◆ THE TASK: Search the entries for the word "cloud" and pull out each line that has it.

◆ RECORD EXCERPTS:

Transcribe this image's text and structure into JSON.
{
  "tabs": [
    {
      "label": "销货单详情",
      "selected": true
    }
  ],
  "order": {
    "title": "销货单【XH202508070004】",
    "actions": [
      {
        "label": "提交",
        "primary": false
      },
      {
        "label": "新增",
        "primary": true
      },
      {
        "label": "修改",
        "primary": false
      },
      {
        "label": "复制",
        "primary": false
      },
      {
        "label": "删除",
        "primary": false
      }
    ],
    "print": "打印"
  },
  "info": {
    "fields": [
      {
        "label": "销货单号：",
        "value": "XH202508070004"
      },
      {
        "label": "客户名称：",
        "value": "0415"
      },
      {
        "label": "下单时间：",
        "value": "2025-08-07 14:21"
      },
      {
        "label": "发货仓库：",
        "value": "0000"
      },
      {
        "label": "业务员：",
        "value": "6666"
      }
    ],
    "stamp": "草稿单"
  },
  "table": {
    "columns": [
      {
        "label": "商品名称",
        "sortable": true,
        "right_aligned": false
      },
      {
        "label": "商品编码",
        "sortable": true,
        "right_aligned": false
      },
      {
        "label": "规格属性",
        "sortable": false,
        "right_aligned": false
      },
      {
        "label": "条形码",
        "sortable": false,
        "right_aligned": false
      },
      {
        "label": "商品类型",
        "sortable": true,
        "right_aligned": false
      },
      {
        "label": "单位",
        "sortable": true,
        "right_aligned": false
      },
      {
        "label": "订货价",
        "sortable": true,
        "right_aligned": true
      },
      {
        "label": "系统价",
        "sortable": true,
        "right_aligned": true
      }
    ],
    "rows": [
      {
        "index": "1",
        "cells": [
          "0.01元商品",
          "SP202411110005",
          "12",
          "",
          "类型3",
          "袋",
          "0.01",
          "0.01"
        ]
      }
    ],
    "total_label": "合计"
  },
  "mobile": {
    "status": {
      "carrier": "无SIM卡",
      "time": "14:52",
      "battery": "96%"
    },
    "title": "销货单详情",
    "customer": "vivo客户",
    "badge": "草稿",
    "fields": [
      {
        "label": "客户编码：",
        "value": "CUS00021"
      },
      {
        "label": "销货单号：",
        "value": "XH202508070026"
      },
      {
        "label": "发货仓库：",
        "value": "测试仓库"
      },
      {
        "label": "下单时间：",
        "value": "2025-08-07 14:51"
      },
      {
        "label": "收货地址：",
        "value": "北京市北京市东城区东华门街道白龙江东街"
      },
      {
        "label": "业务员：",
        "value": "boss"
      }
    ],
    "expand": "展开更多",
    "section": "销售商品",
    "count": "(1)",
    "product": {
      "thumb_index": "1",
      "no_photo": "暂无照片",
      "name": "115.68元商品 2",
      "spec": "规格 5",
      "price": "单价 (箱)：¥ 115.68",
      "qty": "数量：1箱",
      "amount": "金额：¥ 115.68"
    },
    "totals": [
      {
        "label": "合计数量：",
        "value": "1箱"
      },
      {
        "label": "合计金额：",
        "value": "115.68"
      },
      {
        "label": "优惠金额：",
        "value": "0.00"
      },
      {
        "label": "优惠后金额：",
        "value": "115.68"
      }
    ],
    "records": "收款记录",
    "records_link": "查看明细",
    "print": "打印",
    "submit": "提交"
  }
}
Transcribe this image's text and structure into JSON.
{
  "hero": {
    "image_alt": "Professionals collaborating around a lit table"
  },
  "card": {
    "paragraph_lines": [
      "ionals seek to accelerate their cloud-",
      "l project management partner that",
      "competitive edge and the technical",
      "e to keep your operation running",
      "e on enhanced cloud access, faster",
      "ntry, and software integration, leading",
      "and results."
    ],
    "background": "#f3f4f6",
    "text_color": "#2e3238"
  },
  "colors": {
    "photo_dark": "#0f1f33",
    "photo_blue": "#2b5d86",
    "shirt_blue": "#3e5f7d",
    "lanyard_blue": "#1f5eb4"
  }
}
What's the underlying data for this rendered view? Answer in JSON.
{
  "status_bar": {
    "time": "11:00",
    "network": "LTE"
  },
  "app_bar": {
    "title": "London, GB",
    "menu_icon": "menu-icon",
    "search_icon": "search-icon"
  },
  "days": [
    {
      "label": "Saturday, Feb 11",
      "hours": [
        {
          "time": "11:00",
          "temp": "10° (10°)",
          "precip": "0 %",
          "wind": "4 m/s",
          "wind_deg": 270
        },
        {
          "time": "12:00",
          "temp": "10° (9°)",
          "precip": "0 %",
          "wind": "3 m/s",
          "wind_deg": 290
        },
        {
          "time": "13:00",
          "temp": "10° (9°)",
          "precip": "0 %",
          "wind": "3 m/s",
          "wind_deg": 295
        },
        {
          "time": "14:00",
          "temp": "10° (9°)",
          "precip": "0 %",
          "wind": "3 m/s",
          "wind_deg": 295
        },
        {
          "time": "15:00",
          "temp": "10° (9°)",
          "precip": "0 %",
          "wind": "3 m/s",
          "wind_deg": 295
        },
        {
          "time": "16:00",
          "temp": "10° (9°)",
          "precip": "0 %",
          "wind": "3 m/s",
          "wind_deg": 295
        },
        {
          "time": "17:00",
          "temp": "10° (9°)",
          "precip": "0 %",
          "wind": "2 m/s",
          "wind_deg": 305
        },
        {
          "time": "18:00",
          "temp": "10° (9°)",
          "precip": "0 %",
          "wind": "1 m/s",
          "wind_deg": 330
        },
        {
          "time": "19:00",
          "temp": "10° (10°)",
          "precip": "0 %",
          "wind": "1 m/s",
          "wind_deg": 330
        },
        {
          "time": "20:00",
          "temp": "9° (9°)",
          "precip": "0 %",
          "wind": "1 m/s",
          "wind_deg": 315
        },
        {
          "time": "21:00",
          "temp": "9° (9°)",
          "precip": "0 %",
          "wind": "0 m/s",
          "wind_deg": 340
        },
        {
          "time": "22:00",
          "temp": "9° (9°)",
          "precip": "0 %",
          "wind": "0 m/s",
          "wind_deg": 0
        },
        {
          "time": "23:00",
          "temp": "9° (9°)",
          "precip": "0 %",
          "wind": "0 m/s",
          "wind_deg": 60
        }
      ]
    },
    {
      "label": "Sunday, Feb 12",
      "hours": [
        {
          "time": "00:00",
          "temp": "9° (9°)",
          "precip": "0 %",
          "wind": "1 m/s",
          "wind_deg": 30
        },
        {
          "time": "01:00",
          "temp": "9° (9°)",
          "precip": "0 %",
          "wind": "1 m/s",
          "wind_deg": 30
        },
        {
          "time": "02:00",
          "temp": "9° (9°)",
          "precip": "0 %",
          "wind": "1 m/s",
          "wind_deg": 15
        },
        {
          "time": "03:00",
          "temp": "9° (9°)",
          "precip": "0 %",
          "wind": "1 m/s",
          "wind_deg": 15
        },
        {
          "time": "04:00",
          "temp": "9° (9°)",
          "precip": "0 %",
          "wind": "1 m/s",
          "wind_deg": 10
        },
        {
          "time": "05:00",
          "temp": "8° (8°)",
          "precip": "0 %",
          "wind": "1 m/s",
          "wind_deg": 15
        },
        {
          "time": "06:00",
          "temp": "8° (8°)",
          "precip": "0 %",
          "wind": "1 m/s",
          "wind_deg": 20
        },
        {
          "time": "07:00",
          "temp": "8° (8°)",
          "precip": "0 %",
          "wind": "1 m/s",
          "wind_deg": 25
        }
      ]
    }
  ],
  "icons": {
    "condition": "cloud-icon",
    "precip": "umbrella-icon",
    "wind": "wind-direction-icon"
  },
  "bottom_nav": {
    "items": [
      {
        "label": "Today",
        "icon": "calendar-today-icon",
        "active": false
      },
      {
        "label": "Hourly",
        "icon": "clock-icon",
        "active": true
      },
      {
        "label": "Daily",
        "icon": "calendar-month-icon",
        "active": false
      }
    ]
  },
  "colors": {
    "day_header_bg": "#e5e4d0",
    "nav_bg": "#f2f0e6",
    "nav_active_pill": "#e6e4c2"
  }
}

◆ FULL ANSWER:
      "ionals seek to accelerate their cloud-",
      "e on enhanced cloud access, faster",
    "condition": "cloud-icon",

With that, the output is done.